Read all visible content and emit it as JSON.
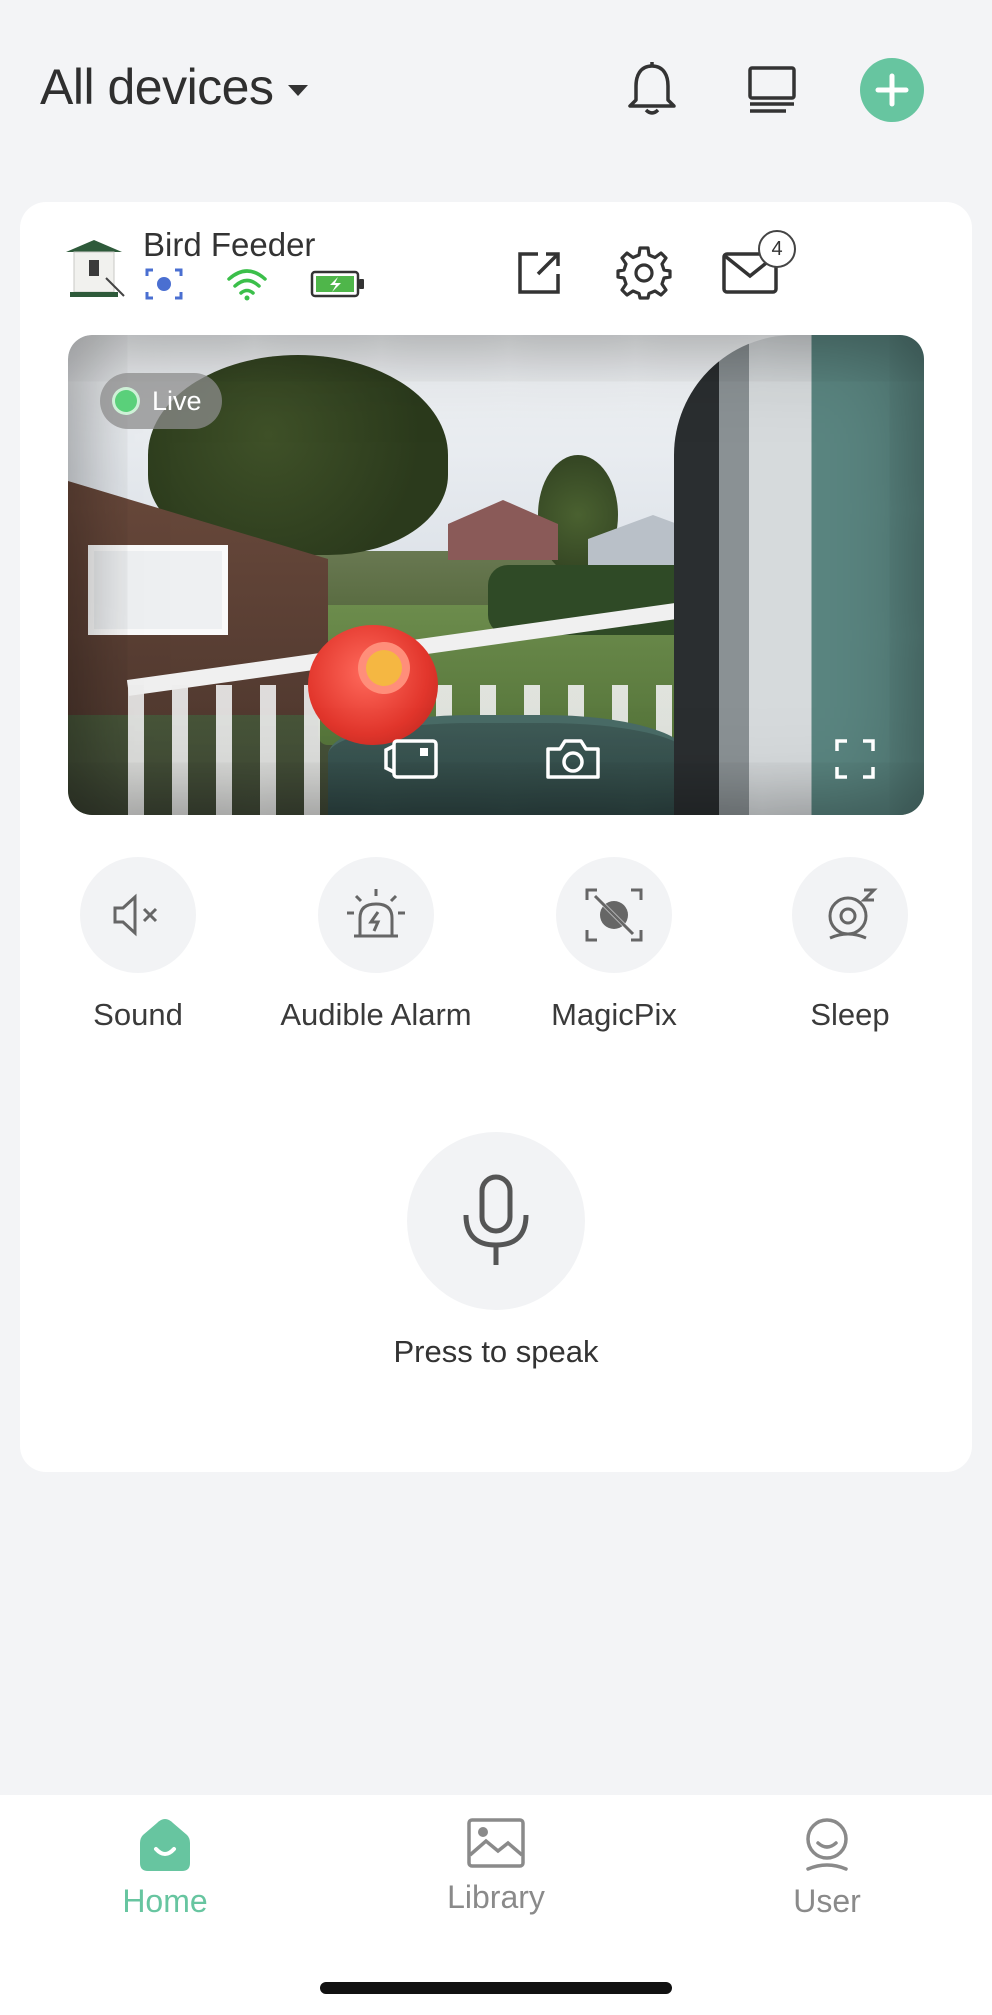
{
  "header": {
    "title": "All devices",
    "icons": [
      "bell-icon",
      "devices-list-icon",
      "plus-icon"
    ]
  },
  "device": {
    "name": "Bird Feeder",
    "status_icons": [
      "detection-icon",
      "wifi-icon",
      "battery-charging-icon"
    ],
    "mail_badge": "4",
    "actions": [
      "share-icon",
      "gear-icon",
      "mail-icon"
    ]
  },
  "camera": {
    "live_label": "Live",
    "buttons": [
      "record-icon",
      "snapshot-icon",
      "fullscreen-icon"
    ]
  },
  "controls": [
    {
      "label": "Sound",
      "icon": "speaker-muted-icon"
    },
    {
      "label": "Audible Alarm",
      "icon": "alarm-icon"
    },
    {
      "label": "MagicPix",
      "icon": "magicpix-icon"
    },
    {
      "label": "Sleep",
      "icon": "sleep-icon"
    }
  ],
  "speak": {
    "label": "Press to speak",
    "icon": "microphone-icon"
  },
  "nav": {
    "items": [
      {
        "label": "Home",
        "active": true
      },
      {
        "label": "Library",
        "active": false
      },
      {
        "label": "User",
        "active": false
      }
    ]
  },
  "colors": {
    "accent": "#67c5a0",
    "wifi": "#3bbf4a",
    "battery": "#4fb64a",
    "detection": "#4a6fd1",
    "inactive": "#8a8a8a"
  }
}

+===+

**PROBLEM TO WORK ON:** Find the word "devices" in the entries above and gather every line that holds it.

**ANSWER TO THIS TASK:**
    "title": "All devices",
      "devices-list-icon",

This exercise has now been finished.